▶

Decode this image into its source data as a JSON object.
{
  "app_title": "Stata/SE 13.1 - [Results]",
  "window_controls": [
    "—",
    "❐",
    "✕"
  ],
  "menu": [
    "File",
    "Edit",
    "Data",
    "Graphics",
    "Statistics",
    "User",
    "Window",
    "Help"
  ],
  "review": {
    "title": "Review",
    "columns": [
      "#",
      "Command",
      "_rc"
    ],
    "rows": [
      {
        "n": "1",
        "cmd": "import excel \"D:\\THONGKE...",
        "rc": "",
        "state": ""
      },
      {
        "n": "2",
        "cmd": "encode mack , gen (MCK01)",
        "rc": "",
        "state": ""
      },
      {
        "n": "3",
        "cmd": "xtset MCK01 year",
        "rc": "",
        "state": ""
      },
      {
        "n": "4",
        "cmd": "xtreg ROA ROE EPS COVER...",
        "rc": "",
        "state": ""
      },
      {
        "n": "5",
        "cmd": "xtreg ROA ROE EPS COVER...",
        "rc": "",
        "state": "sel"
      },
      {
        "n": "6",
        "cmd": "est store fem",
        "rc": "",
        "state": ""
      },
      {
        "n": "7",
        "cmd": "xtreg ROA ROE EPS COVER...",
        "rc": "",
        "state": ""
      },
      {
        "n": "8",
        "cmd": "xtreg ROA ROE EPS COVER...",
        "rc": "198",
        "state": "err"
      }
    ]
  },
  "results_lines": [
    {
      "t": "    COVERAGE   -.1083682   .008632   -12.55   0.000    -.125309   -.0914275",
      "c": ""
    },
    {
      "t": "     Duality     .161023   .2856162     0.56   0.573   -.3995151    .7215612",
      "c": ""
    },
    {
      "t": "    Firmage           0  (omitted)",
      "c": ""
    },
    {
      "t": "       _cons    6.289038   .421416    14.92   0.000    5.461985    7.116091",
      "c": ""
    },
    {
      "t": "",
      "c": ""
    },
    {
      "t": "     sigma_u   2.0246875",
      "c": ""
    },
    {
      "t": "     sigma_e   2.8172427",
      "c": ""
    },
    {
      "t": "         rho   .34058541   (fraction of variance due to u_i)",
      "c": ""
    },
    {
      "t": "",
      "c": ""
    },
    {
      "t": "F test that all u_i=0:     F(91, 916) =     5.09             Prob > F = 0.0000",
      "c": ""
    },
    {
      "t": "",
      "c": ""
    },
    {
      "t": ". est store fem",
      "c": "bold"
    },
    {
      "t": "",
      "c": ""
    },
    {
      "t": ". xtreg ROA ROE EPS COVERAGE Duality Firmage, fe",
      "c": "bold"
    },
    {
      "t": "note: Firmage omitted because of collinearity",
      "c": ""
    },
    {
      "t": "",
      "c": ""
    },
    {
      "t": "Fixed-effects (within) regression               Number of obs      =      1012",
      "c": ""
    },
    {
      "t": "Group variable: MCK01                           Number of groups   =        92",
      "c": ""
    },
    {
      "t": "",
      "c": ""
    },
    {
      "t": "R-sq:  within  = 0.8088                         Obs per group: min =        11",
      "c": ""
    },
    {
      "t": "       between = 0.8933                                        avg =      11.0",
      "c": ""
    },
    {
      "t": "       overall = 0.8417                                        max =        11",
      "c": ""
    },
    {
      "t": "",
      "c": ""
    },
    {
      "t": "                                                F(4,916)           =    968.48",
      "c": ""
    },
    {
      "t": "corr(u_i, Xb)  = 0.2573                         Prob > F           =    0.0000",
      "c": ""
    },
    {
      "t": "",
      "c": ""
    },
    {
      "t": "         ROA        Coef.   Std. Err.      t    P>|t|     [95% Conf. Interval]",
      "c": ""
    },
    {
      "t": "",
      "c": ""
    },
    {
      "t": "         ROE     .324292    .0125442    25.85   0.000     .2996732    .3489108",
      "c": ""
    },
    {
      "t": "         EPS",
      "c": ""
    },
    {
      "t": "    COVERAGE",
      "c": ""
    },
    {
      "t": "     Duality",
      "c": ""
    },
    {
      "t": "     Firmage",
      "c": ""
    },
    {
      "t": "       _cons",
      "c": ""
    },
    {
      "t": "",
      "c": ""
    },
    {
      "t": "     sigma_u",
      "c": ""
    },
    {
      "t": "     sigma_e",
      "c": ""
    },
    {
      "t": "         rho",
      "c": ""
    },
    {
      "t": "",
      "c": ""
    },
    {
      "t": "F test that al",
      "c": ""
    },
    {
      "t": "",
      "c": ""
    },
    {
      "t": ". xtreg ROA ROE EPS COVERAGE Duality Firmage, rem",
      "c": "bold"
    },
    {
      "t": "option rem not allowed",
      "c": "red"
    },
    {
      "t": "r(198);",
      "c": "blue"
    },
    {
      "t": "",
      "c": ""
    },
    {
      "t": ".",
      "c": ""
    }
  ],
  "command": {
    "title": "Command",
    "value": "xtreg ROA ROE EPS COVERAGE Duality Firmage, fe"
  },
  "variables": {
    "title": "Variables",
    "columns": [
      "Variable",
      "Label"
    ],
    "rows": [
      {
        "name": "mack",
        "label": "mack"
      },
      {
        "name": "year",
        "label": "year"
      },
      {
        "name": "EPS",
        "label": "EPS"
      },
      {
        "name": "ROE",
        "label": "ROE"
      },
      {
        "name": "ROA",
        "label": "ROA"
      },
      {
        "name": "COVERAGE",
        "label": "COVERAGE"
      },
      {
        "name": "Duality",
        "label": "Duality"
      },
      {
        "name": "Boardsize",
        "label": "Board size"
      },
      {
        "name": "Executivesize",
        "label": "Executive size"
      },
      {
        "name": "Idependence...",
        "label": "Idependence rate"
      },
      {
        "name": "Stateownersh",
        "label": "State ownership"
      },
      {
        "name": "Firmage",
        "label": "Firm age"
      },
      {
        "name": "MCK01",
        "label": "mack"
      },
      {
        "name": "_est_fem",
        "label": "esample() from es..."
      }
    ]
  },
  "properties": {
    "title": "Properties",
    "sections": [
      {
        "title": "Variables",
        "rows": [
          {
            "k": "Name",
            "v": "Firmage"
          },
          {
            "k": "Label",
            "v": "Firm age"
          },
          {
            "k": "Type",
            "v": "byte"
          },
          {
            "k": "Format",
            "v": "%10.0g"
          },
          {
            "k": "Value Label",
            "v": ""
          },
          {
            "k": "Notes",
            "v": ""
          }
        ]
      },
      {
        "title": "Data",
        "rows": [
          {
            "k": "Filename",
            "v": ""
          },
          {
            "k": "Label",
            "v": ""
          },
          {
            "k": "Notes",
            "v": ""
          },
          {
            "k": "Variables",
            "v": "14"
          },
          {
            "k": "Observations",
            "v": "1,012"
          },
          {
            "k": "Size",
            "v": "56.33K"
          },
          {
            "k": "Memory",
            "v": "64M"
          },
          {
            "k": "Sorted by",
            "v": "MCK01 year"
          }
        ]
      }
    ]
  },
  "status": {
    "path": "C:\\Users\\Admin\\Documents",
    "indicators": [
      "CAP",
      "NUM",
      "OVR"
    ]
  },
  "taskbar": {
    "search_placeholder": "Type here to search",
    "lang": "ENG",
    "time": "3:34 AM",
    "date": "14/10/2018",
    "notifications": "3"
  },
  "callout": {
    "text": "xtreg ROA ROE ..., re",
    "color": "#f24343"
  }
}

◀

▶ [STATED TASK]:
Extract the complete set of records unchanged.

▶ [RESPONSE TO THIS TASK]:
Decode this image into its source data as a JSON object.
{
  "app_title": "Stata/SE 13.1 - [Results]",
  "window_controls": [
    "—",
    "❐",
    "✕"
  ],
  "menu": [
    "File",
    "Edit",
    "Data",
    "Graphics",
    "Statistics",
    "User",
    "Window",
    "Help"
  ],
  "review": {
    "title": "Review",
    "columns": [
      "#",
      "Command",
      "_rc"
    ],
    "rows": [
      {
        "n": "1",
        "cmd": "import excel \"D:\\THONGKE...",
        "rc": "",
        "state": ""
      },
      {
        "n": "2",
        "cmd": "encode mack , gen (MCK01)",
        "rc": "",
        "state": ""
      },
      {
        "n": "3",
        "cmd": "xtset MCK01 year",
        "rc": "",
        "state": ""
      },
      {
        "n": "4",
        "cmd": "xtreg ROA ROE EPS COVER...",
        "rc": "",
        "state": ""
      },
      {
        "n": "5",
        "cmd": "xtreg ROA ROE EPS COVER...",
        "rc": "",
        "state": "sel"
      },
      {
        "n": "6",
        "cmd": "est store fem",
        "rc": "",
        "state": ""
      },
      {
        "n": "7",
        "cmd": "xtreg ROA ROE EPS COVER...",
        "rc": "",
        "state": ""
      },
      {
        "n": "8",
        "cmd": "xtreg ROA ROE EPS COVER...",
        "rc": "198",
        "state": "err"
      }
    ]
  },
  "results_lines": [
    {
      "t": "    COVERAGE   -.1083682   .008632   -12.55   0.000    -.125309   -.0914275",
      "c": ""
    },
    {
      "t": "     Duality     .161023   .2856162     0.56   0.573   -.3995151    .7215612",
      "c": ""
    },
    {
      "t": "    Firmage           0  (omitted)",
      "c": ""
    },
    {
      "t": "       _cons    6.289038   .421416    14.92   0.000    5.461985    7.116091",
      "c": ""
    },
    {
      "t": "",
      "c": ""
    },
    {
      "t": "     sigma_u   2.0246875",
      "c": ""
    },
    {
      "t": "     sigma_e   2.8172427",
      "c": ""
    },
    {
      "t": "         rho   .34058541   (fraction of variance due to u_i)",
      "c": ""
    },
    {
      "t": "",
      "c": ""
    },
    {
      "t": "F test that all u_i=0:     F(91, 916) =     5.09             Prob > F = 0.0000",
      "c": ""
    },
    {
      "t": "",
      "c": ""
    },
    {
      "t": ". est store fem",
      "c": "bold"
    },
    {
      "t": "",
      "c": ""
    },
    {
      "t": ". xtreg ROA ROE EPS COVERAGE Duality Firmage, fe",
      "c": "bold"
    },
    {
      "t": "note: Firmage omitted because of collinearity",
      "c": ""
    },
    {
      "t": "",
      "c": ""
    },
    {
      "t": "Fixed-effects (within) regression               Number of obs      =      1012",
      "c": ""
    },
    {
      "t": "Group variable: MCK01                           Number of groups   =        92",
      "c": ""
    },
    {
      "t": "",
      "c": ""
    },
    {
      "t": "R-sq:  within  = 0.8088                         Obs per group: min =        11",
      "c": ""
    },
    {
      "t": "       between = 0.8933                                        avg =      11.0",
      "c": ""
    },
    {
      "t": "       overall = 0.8417                                        max =        11",
      "c": ""
    },
    {
      "t": "",
      "c": ""
    },
    {
      "t": "                                                F(4,916)           =    968.48",
      "c": ""
    },
    {
      "t": "corr(u_i, Xb)  = 0.2573                         Prob > F           =    0.0000",
      "c": ""
    },
    {
      "t": "",
      "c": ""
    },
    {
      "t": "         ROA        Coef.   Std. Err.      t    P>|t|     [95% Conf. Interval]",
      "c": ""
    },
    {
      "t": "",
      "c": ""
    },
    {
      "t": "         ROE     .324292    .0125442    25.85   0.000     .2996732    .3489108",
      "c": ""
    },
    {
      "t": "         EPS",
      "c": ""
    },
    {
      "t": "    COVERAGE",
      "c": ""
    },
    {
      "t": "     Duality",
      "c": ""
    },
    {
      "t": "     Firmage",
      "c": ""
    },
    {
      "t": "       _cons",
      "c": ""
    },
    {
      "t": "",
      "c": ""
    },
    {
      "t": "     sigma_u",
      "c": ""
    },
    {
      "t": "     sigma_e",
      "c": ""
    },
    {
      "t": "         rho",
      "c": ""
    },
    {
      "t": "",
      "c": ""
    },
    {
      "t": "F test that al",
      "c": ""
    },
    {
      "t": "",
      "c": ""
    },
    {
      "t": ". xtreg ROA ROE EPS COVERAGE Duality Firmage, rem",
      "c": "bold"
    },
    {
      "t": "option rem not allowed",
      "c": "red"
    },
    {
      "t": "r(198);",
      "c": "blue"
    },
    {
      "t": "",
      "c": ""
    },
    {
      "t": ".",
      "c": ""
    }
  ],
  "command": {
    "title": "Command",
    "value": "xtreg ROA ROE EPS COVERAGE Duality Firmage, fe"
  },
  "variables": {
    "title": "Variables",
    "columns": [
      "Variable",
      "Label"
    ],
    "rows": [
      {
        "name": "mack",
        "label": "mack"
      },
      {
        "name": "year",
        "label": "year"
      },
      {
        "name": "EPS",
        "label": "EPS"
      },
      {
        "name": "ROE",
        "label": "ROE"
      },
      {
        "name": "ROA",
        "label": "ROA"
      },
      {
        "name": "COVERAGE",
        "label": "COVERAGE"
      },
      {
        "name": "Duality",
        "label": "Duality"
      },
      {
        "name": "Boardsize",
        "label": "Board size"
      },
      {
        "name": "Executivesize",
        "label": "Executive size"
      },
      {
        "name": "Idependence...",
        "label": "Idependence rate"
      },
      {
        "name": "Stateownersh",
        "label": "State ownership"
      },
      {
        "name": "Firmage",
        "label": "Firm age"
      },
      {
        "name": "MCK01",
        "label": "mack"
      },
      {
        "name": "_est_fem",
        "label": "esample() from es..."
      }
    ]
  },
  "properties": {
    "title": "Properties",
    "sections": [
      {
        "title": "Variables",
        "rows": [
          {
            "k": "Name",
            "v": "Firmage"
          },
          {
            "k": "Label",
            "v": "Firm age"
          },
          {
            "k": "Type",
            "v": "byte"
          },
          {
            "k": "Format",
            "v": "%10.0g"
          },
          {
            "k": "Value Label",
            "v": ""
          },
          {
            "k": "Notes",
            "v": ""
          }
        ]
      },
      {
        "title": "Data",
        "rows": [
          {
            "k": "Filename",
            "v": ""
          },
          {
            "k": "Label",
            "v": ""
          },
          {
            "k": "Notes",
            "v": ""
          },
          {
            "k": "Variables",
            "v": "14"
          },
          {
            "k": "Observations",
            "v": "1,012"
          },
          {
            "k": "Size",
            "v": "56.33K"
          },
          {
            "k": "Memory",
            "v": "64M"
          },
          {
            "k": "Sorted by",
            "v": "MCK01 year"
          }
        ]
      }
    ]
  },
  "status": {
    "path": "C:\\Users\\Admin\\Documents",
    "indicators": [
      "CAP",
      "NUM",
      "OVR"
    ]
  },
  "taskbar": {
    "search_placeholder": "Type here to search",
    "lang": "ENG",
    "time": "3:34 AM",
    "date": "14/10/2018",
    "notifications": "3"
  },
  "callout": {
    "text": "xtreg ROA ROE ..., re",
    "color": "#f24343"
  }
}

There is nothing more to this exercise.